┏━━
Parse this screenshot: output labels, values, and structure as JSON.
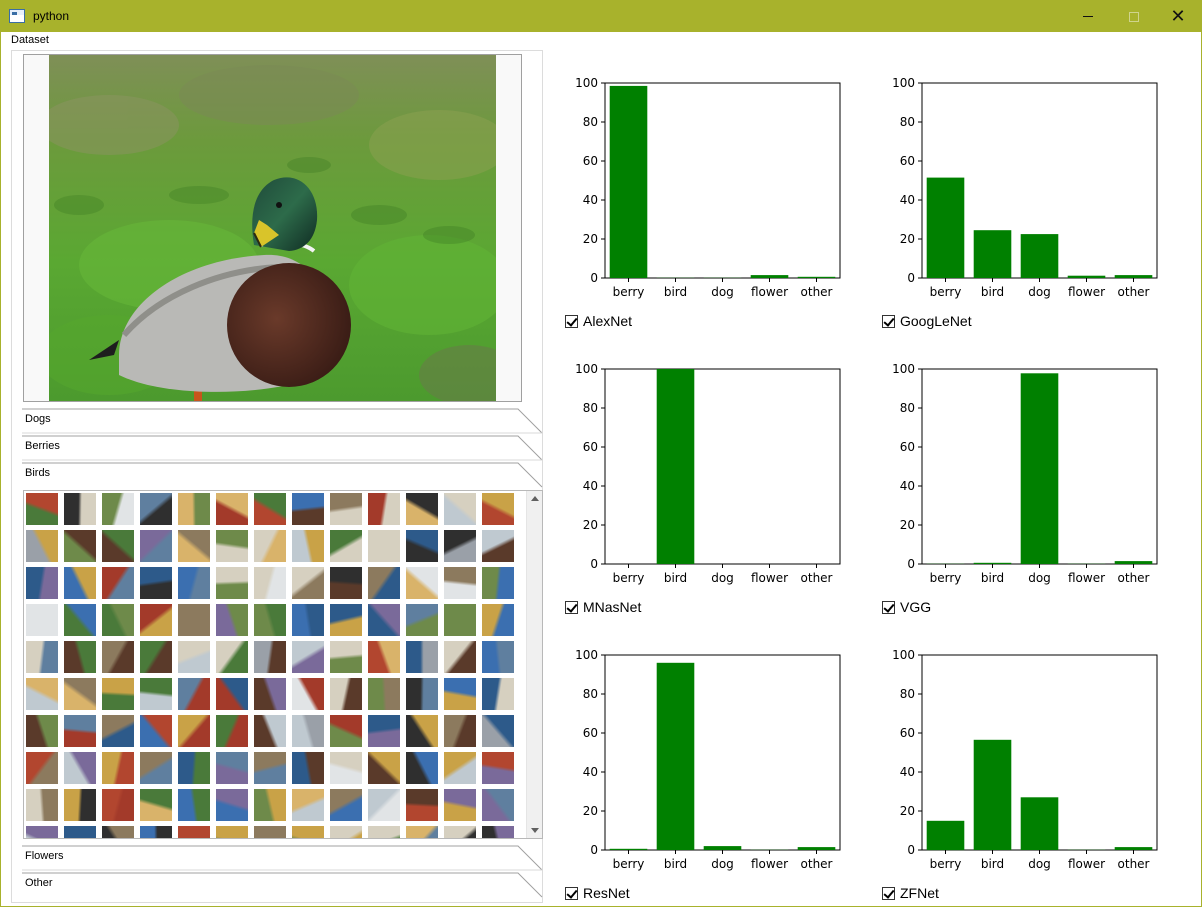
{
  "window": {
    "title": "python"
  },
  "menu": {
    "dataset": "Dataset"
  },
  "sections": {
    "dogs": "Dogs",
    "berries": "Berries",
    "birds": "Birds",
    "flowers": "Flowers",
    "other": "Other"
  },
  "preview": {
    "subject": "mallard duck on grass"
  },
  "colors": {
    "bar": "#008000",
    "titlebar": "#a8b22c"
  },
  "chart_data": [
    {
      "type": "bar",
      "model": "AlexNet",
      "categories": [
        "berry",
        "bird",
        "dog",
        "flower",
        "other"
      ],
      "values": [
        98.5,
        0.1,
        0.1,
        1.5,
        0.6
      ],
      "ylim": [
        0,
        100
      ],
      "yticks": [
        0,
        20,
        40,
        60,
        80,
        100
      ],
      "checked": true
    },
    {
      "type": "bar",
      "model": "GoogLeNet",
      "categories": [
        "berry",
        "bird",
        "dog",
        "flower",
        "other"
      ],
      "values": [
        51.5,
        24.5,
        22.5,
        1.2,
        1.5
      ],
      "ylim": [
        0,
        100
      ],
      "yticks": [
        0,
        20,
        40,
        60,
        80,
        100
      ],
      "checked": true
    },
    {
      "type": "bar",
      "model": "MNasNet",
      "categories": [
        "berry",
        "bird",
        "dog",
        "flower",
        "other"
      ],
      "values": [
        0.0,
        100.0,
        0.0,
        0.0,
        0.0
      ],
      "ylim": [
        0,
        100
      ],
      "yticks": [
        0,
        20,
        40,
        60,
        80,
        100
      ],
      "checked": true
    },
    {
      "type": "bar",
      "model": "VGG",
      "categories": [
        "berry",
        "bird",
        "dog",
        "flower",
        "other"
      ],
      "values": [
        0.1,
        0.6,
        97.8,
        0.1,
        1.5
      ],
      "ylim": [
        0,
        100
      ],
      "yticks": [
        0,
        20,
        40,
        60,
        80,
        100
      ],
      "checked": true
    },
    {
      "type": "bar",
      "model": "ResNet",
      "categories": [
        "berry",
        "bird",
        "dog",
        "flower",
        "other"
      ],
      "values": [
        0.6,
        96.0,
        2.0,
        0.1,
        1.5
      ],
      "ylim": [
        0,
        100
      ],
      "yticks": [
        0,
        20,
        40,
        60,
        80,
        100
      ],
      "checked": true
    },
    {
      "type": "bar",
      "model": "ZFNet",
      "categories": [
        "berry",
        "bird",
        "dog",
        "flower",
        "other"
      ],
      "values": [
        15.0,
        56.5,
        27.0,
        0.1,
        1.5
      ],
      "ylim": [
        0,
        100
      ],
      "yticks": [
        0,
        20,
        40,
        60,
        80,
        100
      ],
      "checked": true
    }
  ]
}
┗━━
┏━━
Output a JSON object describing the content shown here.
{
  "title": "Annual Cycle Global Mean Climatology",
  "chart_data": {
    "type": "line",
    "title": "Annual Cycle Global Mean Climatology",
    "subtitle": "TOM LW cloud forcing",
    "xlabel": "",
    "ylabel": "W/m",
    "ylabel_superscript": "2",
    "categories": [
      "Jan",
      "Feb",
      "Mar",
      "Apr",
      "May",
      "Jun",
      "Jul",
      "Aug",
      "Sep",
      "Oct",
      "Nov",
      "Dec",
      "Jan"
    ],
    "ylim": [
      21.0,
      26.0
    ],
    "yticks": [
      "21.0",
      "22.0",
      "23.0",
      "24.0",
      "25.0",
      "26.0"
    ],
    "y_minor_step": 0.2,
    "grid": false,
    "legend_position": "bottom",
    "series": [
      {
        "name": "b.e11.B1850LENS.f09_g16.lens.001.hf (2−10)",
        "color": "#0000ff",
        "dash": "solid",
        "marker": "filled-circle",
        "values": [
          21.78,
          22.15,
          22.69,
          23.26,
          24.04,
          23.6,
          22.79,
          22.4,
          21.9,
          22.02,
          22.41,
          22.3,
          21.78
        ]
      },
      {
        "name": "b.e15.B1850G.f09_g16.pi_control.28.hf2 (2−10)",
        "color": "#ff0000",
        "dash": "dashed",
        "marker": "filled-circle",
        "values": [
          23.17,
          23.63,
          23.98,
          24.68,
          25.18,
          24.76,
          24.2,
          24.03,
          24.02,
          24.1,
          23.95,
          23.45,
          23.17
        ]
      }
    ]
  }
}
┗━━
**Exercise description**: Report the number of lines in the entries above that include the string "Climatology". Give nothing but the number.

**Reply to the task**: 2